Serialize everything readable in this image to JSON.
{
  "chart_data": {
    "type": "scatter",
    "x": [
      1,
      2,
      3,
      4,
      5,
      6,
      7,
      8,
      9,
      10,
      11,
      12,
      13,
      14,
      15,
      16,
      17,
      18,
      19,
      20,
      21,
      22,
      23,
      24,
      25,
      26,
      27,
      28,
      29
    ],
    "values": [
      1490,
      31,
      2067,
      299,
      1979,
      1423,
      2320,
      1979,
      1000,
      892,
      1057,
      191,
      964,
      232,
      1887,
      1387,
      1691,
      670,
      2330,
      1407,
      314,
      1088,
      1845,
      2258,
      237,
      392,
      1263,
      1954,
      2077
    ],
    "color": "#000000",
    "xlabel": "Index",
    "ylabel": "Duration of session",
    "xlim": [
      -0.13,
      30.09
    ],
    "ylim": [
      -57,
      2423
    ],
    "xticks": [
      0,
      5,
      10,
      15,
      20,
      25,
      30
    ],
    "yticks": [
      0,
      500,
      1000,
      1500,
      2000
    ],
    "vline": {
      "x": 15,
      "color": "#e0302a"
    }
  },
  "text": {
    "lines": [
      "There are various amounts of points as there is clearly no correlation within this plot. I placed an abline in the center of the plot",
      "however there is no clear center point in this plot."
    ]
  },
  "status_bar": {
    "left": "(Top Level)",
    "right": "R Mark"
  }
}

• • • • •

_WORK REQUIRED:_
Write out all the data again, exactly as it appears.

_TASK SOLUTION:_
Serialize everything readable in this image to JSON.
{
  "chart_data": {
    "type": "scatter",
    "x": [
      1,
      2,
      3,
      4,
      5,
      6,
      7,
      8,
      9,
      10,
      11,
      12,
      13,
      14,
      15,
      16,
      17,
      18,
      19,
      20,
      21,
      22,
      23,
      24,
      25,
      26,
      27,
      28,
      29
    ],
    "values": [
      1490,
      31,
      2067,
      299,
      1979,
      1423,
      2320,
      1979,
      1000,
      892,
      1057,
      191,
      964,
      232,
      1887,
      1387,
      1691,
      670,
      2330,
      1407,
      314,
      1088,
      1845,
      2258,
      237,
      392,
      1263,
      1954,
      2077
    ],
    "color": "#000000",
    "xlabel": "Index",
    "ylabel": "Duration of session",
    "xlim": [
      -0.13,
      30.09
    ],
    "ylim": [
      -57,
      2423
    ],
    "xticks": [
      0,
      5,
      10,
      15,
      20,
      25,
      30
    ],
    "yticks": [
      0,
      500,
      1000,
      1500,
      2000
    ],
    "vline": {
      "x": 15,
      "color": "#e0302a"
    }
  },
  "text": {
    "lines": [
      "There are various amounts of points as there is clearly no correlation within this plot. I placed an abline in the center of the plot",
      "however there is no clear center point in this plot."
    ]
  },
  "status_bar": {
    "left": "(Top Level)",
    "right": "R Mark"
  }
}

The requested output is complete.